■ Data supplied
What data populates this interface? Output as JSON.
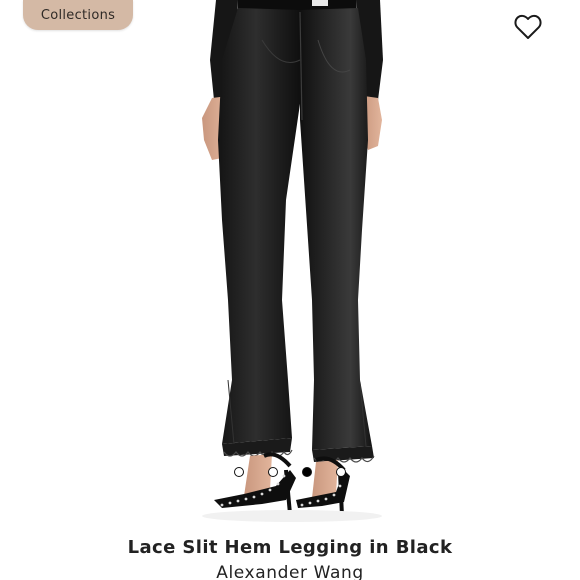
{
  "header": {
    "collections_label": "Collections",
    "wishlist_icon": "heart-outline-icon"
  },
  "gallery": {
    "image_description_name": "product-photo",
    "slide_count": 4,
    "active_slide": 3
  },
  "product": {
    "title": "Lace Slit Hem Legging in Black",
    "brand": "Alexander Wang"
  },
  "colors": {
    "chip_background": "#d4b9a5",
    "dot_active": "#000000",
    "dot_inactive": "#ffffff"
  }
}
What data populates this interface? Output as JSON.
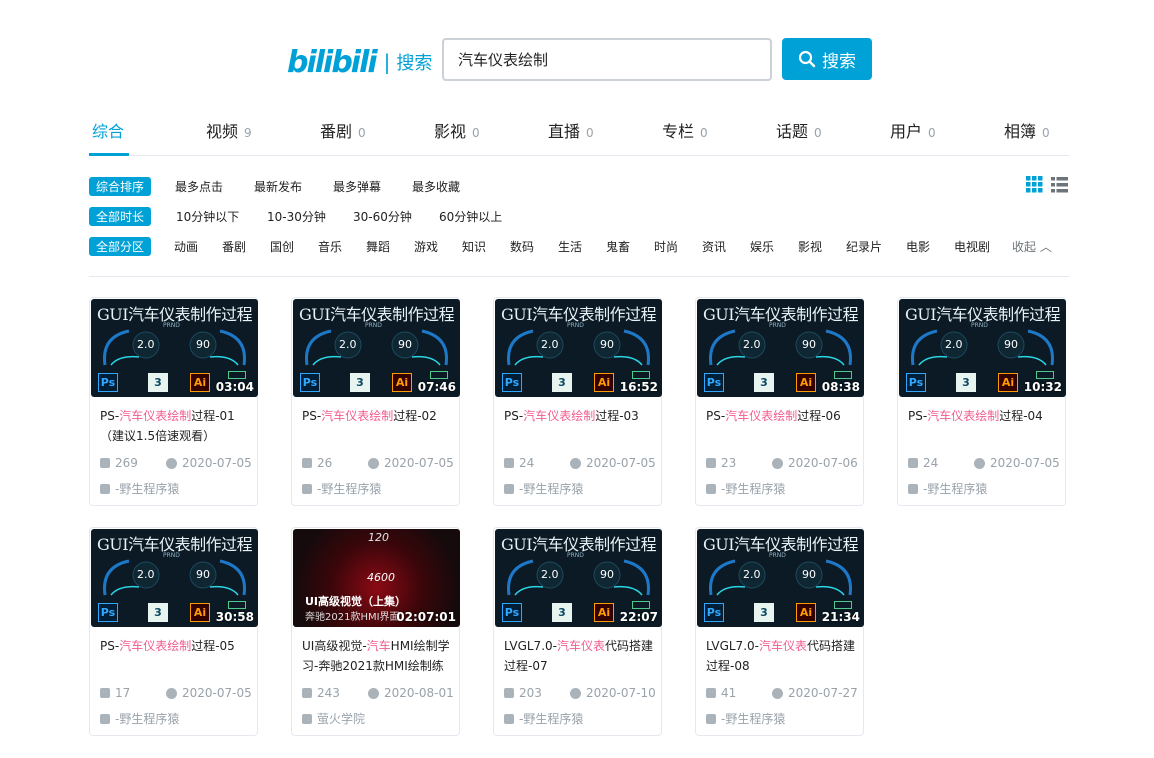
{
  "header": {
    "logo": "bilibili",
    "logo_suffix": "搜索",
    "search_value": "汽车仪表绘制",
    "search_button": "搜索"
  },
  "tabs": [
    {
      "label": "综合",
      "count": ""
    },
    {
      "label": "视频",
      "count": "9"
    },
    {
      "label": "番剧",
      "count": "0"
    },
    {
      "label": "影视",
      "count": "0"
    },
    {
      "label": "直播",
      "count": "0"
    },
    {
      "label": "专栏",
      "count": "0"
    },
    {
      "label": "话题",
      "count": "0"
    },
    {
      "label": "用户",
      "count": "0"
    },
    {
      "label": "相簿",
      "count": "0"
    }
  ],
  "filters": {
    "sort": {
      "selected": "综合排序",
      "options": [
        "最多点击",
        "最新发布",
        "最多弹幕",
        "最多收藏"
      ]
    },
    "duration": {
      "selected": "全部时长",
      "options": [
        "10分钟以下",
        "10-30分钟",
        "30-60分钟",
        "60分钟以上"
      ]
    },
    "zone": {
      "selected": "全部分区",
      "options": [
        "动画",
        "番剧",
        "国创",
        "音乐",
        "舞蹈",
        "游戏",
        "知识",
        "数码",
        "生活",
        "鬼畜",
        "时尚",
        "资讯",
        "娱乐",
        "影视",
        "纪录片",
        "电影",
        "电视剧"
      ],
      "collapse": "收起"
    }
  },
  "thumb_title": "GUI汽车仪表制作过程",
  "videos": [
    {
      "title_pre": "PS-",
      "title_hl": "汽车仪表绘制",
      "title_post": "过程-01（建议1.5倍速观看）",
      "duration": "03:04",
      "plays": "269",
      "date": "2020-07-05",
      "up": "-野生程序猿"
    },
    {
      "title_pre": "PS-",
      "title_hl": "汽车仪表绘制",
      "title_post": "过程-02",
      "duration": "07:46",
      "plays": "26",
      "date": "2020-07-05",
      "up": "-野生程序猿"
    },
    {
      "title_pre": "PS-",
      "title_hl": "汽车仪表绘制",
      "title_post": "过程-03",
      "duration": "16:52",
      "plays": "24",
      "date": "2020-07-05",
      "up": "-野生程序猿"
    },
    {
      "title_pre": "PS-",
      "title_hl": "汽车仪表绘制",
      "title_post": "过程-06",
      "duration": "08:38",
      "plays": "23",
      "date": "2020-07-06",
      "up": "-野生程序猿"
    },
    {
      "title_pre": "PS-",
      "title_hl": "汽车仪表绘制",
      "title_post": "过程-04",
      "duration": "10:32",
      "plays": "24",
      "date": "2020-07-05",
      "up": "-野生程序猿"
    },
    {
      "title_pre": "PS-",
      "title_hl": "汽车仪表绘制",
      "title_post": "过程-05",
      "duration": "30:58",
      "plays": "17",
      "date": "2020-07-05",
      "up": "-野生程序猿"
    },
    {
      "title_pre": "UI高级视觉-",
      "title_hl": "汽车",
      "title_post": "HMI绘制学习-奔驰2021款HMI绘制练",
      "duration": "02:07:01",
      "plays": "243",
      "date": "2020-08-01",
      "up": "萤火学院",
      "thumb_caption": "UI高级视觉（上集）",
      "thumb_sub": "奔驰2021款HMI界面",
      "thumb_num1": "120",
      "thumb_num2": "4600"
    },
    {
      "title_pre": "LVGL7.0-",
      "title_hl": "汽车仪表",
      "title_post": "代码搭建过程-07",
      "duration": "22:07",
      "plays": "203",
      "date": "2020-07-10",
      "up": "-野生程序猿"
    },
    {
      "title_pre": "LVGL7.0-",
      "title_hl": "汽车仪表",
      "title_post": "代码搭建过程-08",
      "duration": "21:34",
      "plays": "41",
      "date": "2020-07-27",
      "up": "-野生程序猿"
    }
  ],
  "thumb_gauges": {
    "left": "2.0",
    "right": "90",
    "prnd": "PRND"
  },
  "thumb_apps": {
    "ps": "Ps",
    "c4d": "3",
    "ai": "Ai"
  }
}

■ Request
Point out every line holding the string "代码搭建过程" and copy it.

■ Task answer
      "title_post": "代码搭建过程-07",
      "title_post": "代码搭建过程-08",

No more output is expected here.